GIVEN INFORMATION —

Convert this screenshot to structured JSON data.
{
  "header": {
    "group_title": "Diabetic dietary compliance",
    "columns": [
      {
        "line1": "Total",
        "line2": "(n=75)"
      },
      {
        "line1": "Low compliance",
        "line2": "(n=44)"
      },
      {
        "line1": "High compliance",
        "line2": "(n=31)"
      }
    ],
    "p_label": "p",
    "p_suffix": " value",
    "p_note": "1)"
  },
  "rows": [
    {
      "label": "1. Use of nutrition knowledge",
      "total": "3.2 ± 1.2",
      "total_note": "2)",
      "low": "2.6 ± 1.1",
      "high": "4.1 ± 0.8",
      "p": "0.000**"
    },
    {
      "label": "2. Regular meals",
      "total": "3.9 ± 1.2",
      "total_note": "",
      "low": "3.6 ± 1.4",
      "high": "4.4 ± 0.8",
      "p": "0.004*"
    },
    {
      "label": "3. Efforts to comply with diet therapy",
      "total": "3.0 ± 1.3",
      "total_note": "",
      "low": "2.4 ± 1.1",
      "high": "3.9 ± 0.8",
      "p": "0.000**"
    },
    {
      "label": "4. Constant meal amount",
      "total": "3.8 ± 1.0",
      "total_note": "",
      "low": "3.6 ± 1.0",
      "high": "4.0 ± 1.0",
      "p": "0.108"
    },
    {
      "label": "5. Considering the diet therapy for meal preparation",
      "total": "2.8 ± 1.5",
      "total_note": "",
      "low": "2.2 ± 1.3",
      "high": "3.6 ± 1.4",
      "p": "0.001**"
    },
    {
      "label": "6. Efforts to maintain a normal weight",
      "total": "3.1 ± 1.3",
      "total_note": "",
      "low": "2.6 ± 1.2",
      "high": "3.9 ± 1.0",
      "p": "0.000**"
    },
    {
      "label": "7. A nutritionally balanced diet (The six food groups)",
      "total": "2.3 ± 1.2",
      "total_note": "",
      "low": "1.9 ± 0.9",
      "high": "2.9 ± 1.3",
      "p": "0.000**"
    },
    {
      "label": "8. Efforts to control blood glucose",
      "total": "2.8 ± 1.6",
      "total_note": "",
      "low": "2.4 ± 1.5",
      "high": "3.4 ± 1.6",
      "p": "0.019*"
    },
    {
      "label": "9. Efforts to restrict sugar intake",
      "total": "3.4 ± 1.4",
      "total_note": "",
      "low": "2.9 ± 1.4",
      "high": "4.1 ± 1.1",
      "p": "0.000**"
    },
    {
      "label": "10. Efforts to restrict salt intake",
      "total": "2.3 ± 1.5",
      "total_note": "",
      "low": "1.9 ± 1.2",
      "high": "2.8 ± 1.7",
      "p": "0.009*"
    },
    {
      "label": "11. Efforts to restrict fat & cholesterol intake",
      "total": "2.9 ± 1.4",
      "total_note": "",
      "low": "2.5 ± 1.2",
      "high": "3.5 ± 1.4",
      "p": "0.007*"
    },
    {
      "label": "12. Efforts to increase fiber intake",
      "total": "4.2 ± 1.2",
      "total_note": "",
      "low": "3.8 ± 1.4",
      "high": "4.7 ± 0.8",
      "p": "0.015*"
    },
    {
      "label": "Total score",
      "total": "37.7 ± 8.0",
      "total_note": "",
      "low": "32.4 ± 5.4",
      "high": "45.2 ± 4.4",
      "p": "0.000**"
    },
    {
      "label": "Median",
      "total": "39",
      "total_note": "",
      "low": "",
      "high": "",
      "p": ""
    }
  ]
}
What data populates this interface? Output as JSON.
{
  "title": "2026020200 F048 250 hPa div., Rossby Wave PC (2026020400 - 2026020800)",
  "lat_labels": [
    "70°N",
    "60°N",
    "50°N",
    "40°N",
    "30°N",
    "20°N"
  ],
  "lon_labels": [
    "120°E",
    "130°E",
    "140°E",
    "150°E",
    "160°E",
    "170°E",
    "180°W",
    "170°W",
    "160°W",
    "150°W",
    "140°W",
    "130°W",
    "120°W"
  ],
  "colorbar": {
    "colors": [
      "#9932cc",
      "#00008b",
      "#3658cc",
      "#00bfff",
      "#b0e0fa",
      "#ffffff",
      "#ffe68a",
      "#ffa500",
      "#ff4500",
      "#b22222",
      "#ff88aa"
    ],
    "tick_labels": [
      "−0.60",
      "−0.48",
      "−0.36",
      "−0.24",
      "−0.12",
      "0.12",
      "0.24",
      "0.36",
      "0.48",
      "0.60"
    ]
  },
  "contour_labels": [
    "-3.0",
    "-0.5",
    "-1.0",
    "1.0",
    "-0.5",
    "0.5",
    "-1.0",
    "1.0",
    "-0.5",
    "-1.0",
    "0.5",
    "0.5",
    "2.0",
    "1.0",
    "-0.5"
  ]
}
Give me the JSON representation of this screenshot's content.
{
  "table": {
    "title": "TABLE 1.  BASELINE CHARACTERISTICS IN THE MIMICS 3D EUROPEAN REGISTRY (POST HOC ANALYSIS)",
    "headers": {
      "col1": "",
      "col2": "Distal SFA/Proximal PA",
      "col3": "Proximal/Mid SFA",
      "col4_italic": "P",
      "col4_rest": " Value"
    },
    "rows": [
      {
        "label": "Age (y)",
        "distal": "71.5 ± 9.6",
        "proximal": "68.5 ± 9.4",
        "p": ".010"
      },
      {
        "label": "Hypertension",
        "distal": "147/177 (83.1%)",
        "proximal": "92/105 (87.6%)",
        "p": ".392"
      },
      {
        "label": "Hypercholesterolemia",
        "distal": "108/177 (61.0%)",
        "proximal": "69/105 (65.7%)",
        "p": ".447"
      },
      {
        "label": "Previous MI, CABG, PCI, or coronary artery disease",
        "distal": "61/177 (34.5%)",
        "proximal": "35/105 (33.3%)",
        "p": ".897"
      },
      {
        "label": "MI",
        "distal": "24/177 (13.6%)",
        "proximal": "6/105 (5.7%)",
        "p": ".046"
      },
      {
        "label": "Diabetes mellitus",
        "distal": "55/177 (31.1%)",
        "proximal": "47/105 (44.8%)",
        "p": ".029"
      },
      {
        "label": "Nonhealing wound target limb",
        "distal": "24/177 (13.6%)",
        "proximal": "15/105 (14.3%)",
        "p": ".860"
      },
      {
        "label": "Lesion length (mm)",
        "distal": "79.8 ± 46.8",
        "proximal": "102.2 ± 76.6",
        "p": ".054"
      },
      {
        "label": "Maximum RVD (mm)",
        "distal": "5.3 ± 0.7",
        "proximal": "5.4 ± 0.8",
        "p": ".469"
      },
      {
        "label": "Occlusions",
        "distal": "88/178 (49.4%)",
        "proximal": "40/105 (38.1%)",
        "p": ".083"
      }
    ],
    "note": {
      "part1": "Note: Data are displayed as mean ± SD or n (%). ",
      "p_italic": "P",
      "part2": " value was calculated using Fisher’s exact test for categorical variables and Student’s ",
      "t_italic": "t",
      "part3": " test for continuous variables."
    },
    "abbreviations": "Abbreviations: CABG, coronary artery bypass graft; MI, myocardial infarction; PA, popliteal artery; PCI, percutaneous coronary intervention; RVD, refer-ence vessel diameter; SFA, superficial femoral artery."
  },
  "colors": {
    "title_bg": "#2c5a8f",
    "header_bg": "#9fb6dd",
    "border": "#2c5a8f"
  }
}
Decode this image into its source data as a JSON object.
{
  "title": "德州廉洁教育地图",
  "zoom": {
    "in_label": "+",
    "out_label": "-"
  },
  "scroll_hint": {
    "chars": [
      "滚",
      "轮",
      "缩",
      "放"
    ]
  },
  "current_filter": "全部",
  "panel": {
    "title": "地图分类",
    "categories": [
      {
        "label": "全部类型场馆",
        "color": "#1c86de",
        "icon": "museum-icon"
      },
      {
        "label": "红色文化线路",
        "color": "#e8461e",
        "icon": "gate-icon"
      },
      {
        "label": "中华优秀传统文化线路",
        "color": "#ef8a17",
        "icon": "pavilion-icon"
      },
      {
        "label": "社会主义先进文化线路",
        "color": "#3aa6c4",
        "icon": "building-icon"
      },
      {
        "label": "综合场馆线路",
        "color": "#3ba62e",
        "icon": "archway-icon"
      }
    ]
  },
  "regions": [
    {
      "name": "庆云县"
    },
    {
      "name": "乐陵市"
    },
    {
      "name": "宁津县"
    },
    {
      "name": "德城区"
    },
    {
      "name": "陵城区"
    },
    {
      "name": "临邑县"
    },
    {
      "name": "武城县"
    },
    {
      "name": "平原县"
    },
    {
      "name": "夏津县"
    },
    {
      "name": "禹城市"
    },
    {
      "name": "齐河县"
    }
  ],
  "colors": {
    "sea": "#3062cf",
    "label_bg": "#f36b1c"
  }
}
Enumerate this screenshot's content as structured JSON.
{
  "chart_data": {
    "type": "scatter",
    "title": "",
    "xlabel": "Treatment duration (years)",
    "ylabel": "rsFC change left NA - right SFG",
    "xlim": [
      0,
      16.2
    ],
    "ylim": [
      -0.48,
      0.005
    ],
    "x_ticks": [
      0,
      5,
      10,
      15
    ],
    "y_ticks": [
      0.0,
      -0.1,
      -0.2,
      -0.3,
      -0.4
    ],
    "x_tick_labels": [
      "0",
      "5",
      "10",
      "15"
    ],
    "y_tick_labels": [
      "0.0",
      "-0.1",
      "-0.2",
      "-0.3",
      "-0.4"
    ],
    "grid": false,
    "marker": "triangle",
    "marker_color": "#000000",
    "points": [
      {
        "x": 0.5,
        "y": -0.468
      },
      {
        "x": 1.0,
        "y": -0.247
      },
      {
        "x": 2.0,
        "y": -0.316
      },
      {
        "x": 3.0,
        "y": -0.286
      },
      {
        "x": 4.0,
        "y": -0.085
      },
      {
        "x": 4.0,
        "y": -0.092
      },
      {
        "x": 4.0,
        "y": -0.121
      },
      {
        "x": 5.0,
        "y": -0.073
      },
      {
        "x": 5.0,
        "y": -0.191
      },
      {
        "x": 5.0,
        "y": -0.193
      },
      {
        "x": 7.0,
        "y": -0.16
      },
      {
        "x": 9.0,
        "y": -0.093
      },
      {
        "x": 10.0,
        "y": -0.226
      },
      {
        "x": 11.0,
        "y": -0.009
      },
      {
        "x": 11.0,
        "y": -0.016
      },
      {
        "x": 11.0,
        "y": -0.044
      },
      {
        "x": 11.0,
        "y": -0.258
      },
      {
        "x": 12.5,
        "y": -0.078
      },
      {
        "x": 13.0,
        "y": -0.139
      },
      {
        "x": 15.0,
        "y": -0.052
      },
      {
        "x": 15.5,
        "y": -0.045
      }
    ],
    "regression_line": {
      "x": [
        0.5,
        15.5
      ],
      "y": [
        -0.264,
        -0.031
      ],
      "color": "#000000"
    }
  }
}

TASK GOAL — Give a single number: the count of lines above that include the word "this".

CORRECT RESULT — 5